REQUIRED WORK ::
The entire set of lines below should be copied exactly.

THE RECORDS ::
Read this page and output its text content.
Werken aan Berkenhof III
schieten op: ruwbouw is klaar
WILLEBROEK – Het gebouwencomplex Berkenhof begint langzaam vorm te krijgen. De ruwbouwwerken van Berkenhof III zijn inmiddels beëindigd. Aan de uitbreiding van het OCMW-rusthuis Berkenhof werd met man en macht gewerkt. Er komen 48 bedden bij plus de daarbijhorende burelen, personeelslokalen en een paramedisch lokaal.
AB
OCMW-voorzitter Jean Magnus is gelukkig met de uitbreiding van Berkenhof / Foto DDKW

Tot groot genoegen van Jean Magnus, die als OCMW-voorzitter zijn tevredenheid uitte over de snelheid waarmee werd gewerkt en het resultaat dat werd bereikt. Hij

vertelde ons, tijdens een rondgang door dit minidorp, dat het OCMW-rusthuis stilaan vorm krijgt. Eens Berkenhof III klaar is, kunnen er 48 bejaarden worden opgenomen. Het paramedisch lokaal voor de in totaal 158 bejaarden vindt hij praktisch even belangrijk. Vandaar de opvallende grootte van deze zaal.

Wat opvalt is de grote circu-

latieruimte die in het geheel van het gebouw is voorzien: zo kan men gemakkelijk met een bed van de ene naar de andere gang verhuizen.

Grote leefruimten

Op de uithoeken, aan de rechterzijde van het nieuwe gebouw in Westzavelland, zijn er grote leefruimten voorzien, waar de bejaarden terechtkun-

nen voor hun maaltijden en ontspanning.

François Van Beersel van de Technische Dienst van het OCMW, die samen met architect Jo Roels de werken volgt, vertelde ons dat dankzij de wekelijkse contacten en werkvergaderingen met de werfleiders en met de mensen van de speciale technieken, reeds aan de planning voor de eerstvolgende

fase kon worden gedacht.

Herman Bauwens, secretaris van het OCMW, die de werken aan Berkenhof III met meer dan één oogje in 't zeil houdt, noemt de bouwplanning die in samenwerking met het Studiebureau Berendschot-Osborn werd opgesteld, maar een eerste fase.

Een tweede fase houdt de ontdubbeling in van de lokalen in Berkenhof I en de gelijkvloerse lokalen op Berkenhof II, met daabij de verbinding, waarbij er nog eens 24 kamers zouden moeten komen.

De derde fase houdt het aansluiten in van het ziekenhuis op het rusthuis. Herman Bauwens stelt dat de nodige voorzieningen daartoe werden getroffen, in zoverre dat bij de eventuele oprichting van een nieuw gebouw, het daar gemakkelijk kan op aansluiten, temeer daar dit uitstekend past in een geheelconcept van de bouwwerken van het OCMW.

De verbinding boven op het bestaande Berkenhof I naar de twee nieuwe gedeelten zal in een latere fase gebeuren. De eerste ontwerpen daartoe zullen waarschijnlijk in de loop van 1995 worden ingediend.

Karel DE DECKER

RESPONSE FOR THIS EXERCISE ::
Read this page and output its text content.
Werken aan Berkenhof III
schieten op: ruwbouw is klaar
WILLEBROEK – Het gebouwencomplex Berkenhof begint langzaam vorm te krijgen. De ruwbouwwerken van Berkenhof III zijn inmiddels beëindigd. Aan de uitbreiding van het OCMW-rusthuis Berkenhof werd met man en macht gewerkt. Er komen 48 bedden bij plus de daarbijhorende burelen, personeelslokalen en een paramedisch lokaal.
AB
OCMW-voorzitter Jean Magnus is gelukkig met de uitbreiding van Berkenhof / Foto DDKW

Tot groot genoegen van Jean Magnus, die als OCMW-voorzitter zijn tevredenheid uitte over de snelheid waarmee werd gewerkt en het resultaat dat werd bereikt. Hij

vertelde ons, tijdens een rondgang door dit minidorp, dat het OCMW-rusthuis stilaan vorm krijgt. Eens Berkenhof III klaar is, kunnen er 48 bejaarden worden opgenomen. Het paramedisch lokaal voor de in totaal 158 bejaarden vindt hij praktisch even belangrijk. Vandaar de opvallende grootte van deze zaal.

Wat opvalt is de grote circu-

latieruimte die in het geheel van het gebouw is voorzien: zo kan men gemakkelijk met een bed van de ene naar de andere gang verhuizen.

Grote leefruimten

Op de uithoeken, aan de rechterzijde van het nieuwe gebouw in Westzavelland, zijn er grote leefruimten voorzien, waar de bejaarden terechtkun-

nen voor hun maaltijden en ontspanning.

François Van Beersel van de Technische Dienst van het OCMW, die samen met architect Jo Roels de werken volgt, vertelde ons dat dankzij de wekelijkse contacten en werkvergaderingen met de werfleiders en met de mensen van de speciale technieken, reeds aan de planning voor de eerstvolgende

fase kon worden gedacht.

Herman Bauwens, secretaris van het OCMW, die de werken aan Berkenhof III met meer dan één oogje in 't zeil houdt, noemt de bouwplanning die in samenwerking met het Studiebureau Berendschot-Osborn werd opgesteld, maar een eerste fase.

Een tweede fase houdt de ontdubbeling in van de lokalen in Berkenhof I en de gelijkvloerse lokalen op Berkenhof II, met daabij de verbinding, waarbij er nog eens 24 kamers zouden moeten komen.

De derde fase houdt het aansluiten in van het ziekenhuis op het rusthuis. Herman Bauwens stelt dat de nodige voorzieningen daartoe werden getroffen, in zoverre dat bij de eventuele oprichting van een nieuw gebouw, het daar gemakkelijk kan op aansluiten, temeer daar dit uitstekend past in een geheelconcept van de bouwwerken van het OCMW.

De verbinding boven op het bestaande Berkenhof I naar de twee nieuwe gedeelten zal in een latere fase gebeuren. De eerste ontwerpen daartoe zullen waarschijnlijk in de loop van 1995 worden ingediend.

Karel DE DECKER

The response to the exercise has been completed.